» Exercise goal:
With the pictures left out, copy the listing below exactly.

• • •

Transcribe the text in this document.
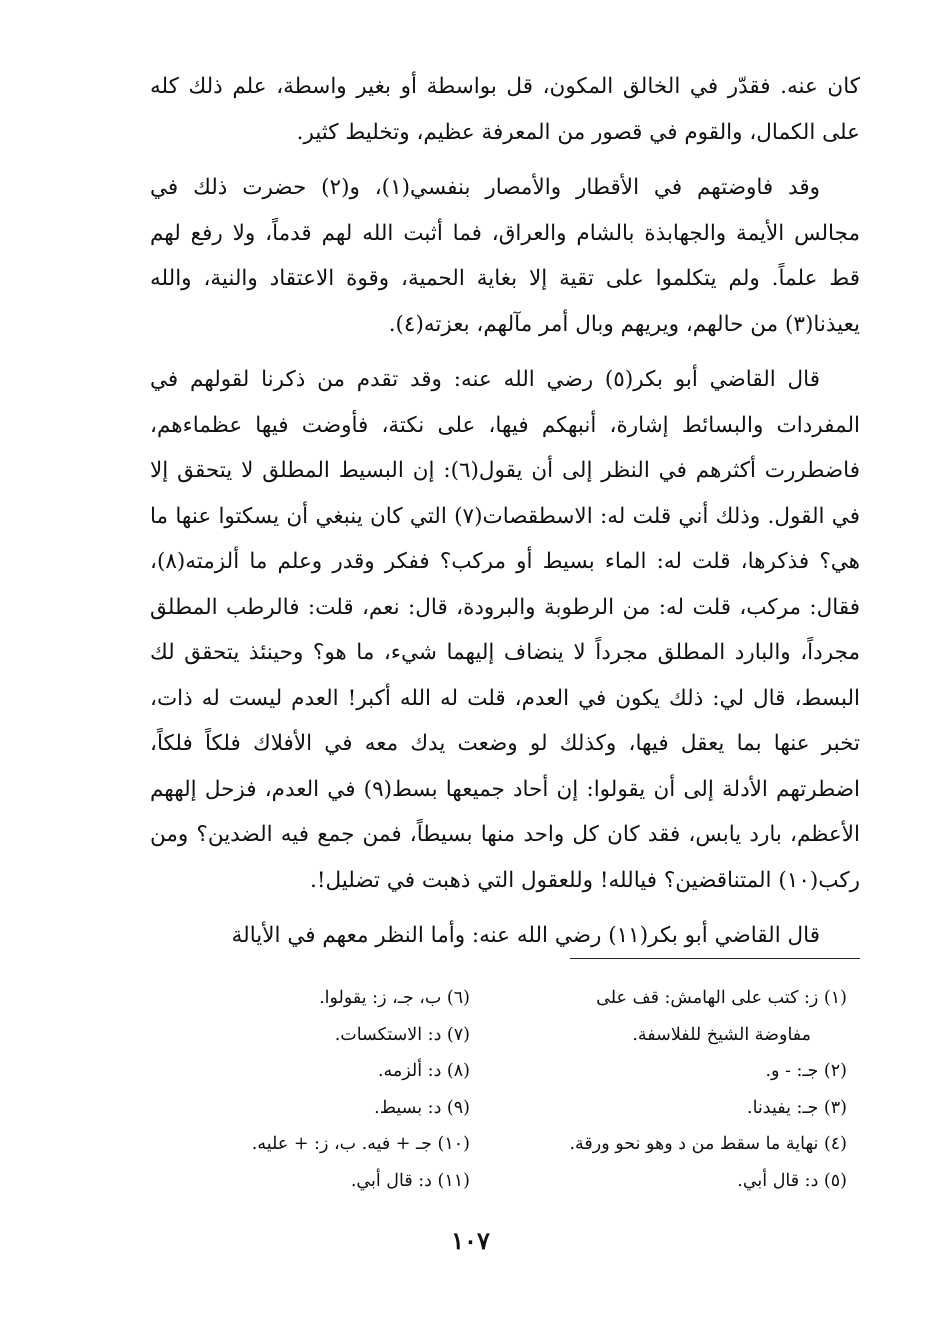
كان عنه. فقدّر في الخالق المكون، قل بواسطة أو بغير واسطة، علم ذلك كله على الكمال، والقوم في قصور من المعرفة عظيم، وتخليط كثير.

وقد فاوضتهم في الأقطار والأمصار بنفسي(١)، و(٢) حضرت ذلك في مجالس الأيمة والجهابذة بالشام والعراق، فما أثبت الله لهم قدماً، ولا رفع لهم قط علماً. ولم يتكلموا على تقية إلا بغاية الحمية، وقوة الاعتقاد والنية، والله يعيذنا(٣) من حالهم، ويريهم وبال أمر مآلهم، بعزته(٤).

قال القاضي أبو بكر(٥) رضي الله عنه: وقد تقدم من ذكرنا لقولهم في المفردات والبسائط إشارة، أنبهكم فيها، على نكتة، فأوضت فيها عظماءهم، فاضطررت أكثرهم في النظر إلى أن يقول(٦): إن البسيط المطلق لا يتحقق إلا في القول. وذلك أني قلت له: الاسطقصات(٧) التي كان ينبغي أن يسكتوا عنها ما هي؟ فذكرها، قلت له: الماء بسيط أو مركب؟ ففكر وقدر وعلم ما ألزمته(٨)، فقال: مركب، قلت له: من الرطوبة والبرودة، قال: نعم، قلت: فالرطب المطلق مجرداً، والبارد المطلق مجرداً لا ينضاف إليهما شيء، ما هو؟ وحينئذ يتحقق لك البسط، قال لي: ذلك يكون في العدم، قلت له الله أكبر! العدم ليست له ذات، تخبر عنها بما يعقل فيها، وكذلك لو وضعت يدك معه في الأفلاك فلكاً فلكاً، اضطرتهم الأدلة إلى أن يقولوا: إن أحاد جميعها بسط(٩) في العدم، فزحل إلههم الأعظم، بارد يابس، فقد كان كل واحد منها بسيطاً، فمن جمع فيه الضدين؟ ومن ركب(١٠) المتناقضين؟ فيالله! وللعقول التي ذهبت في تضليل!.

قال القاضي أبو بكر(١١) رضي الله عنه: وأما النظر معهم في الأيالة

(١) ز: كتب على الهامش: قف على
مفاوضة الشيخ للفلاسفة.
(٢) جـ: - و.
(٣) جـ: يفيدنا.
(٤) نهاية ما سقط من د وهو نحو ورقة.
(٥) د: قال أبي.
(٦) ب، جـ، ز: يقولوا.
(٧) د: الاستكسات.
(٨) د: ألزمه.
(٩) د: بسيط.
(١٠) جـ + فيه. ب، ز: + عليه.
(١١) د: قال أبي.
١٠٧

• • •

» Task output:
Transcribe the text in this document.
كان عنه. فقدّر في الخالق المكون، قل بواسطة أو بغير واسطة، علم ذلك كله على الكمال، والقوم في قصور من المعرفة عظيم، وتخليط كثير.

وقد فاوضتهم في الأقطار والأمصار بنفسي(١)، و(٢) حضرت ذلك في مجالس الأيمة والجهابذة بالشام والعراق، فما أثبت الله لهم قدماً، ولا رفع لهم قط علماً. ولم يتكلموا على تقية إلا بغاية الحمية، وقوة الاعتقاد والنية، والله يعيذنا(٣) من حالهم، ويريهم وبال أمر مآلهم، بعزته(٤).

قال القاضي أبو بكر(٥) رضي الله عنه: وقد تقدم من ذكرنا لقولهم في المفردات والبسائط إشارة، أنبهكم فيها، على نكتة، فأوضت فيها عظماءهم، فاضطررت أكثرهم في النظر إلى أن يقول(٦): إن البسيط المطلق لا يتحقق إلا في القول. وذلك أني قلت له: الاسطقصات(٧) التي كان ينبغي أن يسكتوا عنها ما هي؟ فذكرها، قلت له: الماء بسيط أو مركب؟ ففكر وقدر وعلم ما ألزمته(٨)، فقال: مركب، قلت له: من الرطوبة والبرودة، قال: نعم، قلت: فالرطب المطلق مجرداً، والبارد المطلق مجرداً لا ينضاف إليهما شيء، ما هو؟ وحينئذ يتحقق لك البسط، قال لي: ذلك يكون في العدم، قلت له الله أكبر! العدم ليست له ذات، تخبر عنها بما يعقل فيها، وكذلك لو وضعت يدك معه في الأفلاك فلكاً فلكاً، اضطرتهم الأدلة إلى أن يقولوا: إن أحاد جميعها بسط(٩) في العدم، فزحل إلههم الأعظم، بارد يابس، فقد كان كل واحد منها بسيطاً، فمن جمع فيه الضدين؟ ومن ركب(١٠) المتناقضين؟ فيالله! وللعقول التي ذهبت في تضليل!.

قال القاضي أبو بكر(١١) رضي الله عنه: وأما النظر معهم في الأيالة

(١) ز: كتب على الهامش: قف على
مفاوضة الشيخ للفلاسفة.
(٢) جـ: - و.
(٣) جـ: يفيدنا.
(٤) نهاية ما سقط من د وهو نحو ورقة.
(٥) د: قال أبي.
(٦) ب، جـ، ز: يقولوا.
(٧) د: الاستكسات.
(٨) د: ألزمه.
(٩) د: بسيط.
(١٠) جـ + فيه. ب، ز: + عليه.
(١١) د: قال أبي.
١٠٧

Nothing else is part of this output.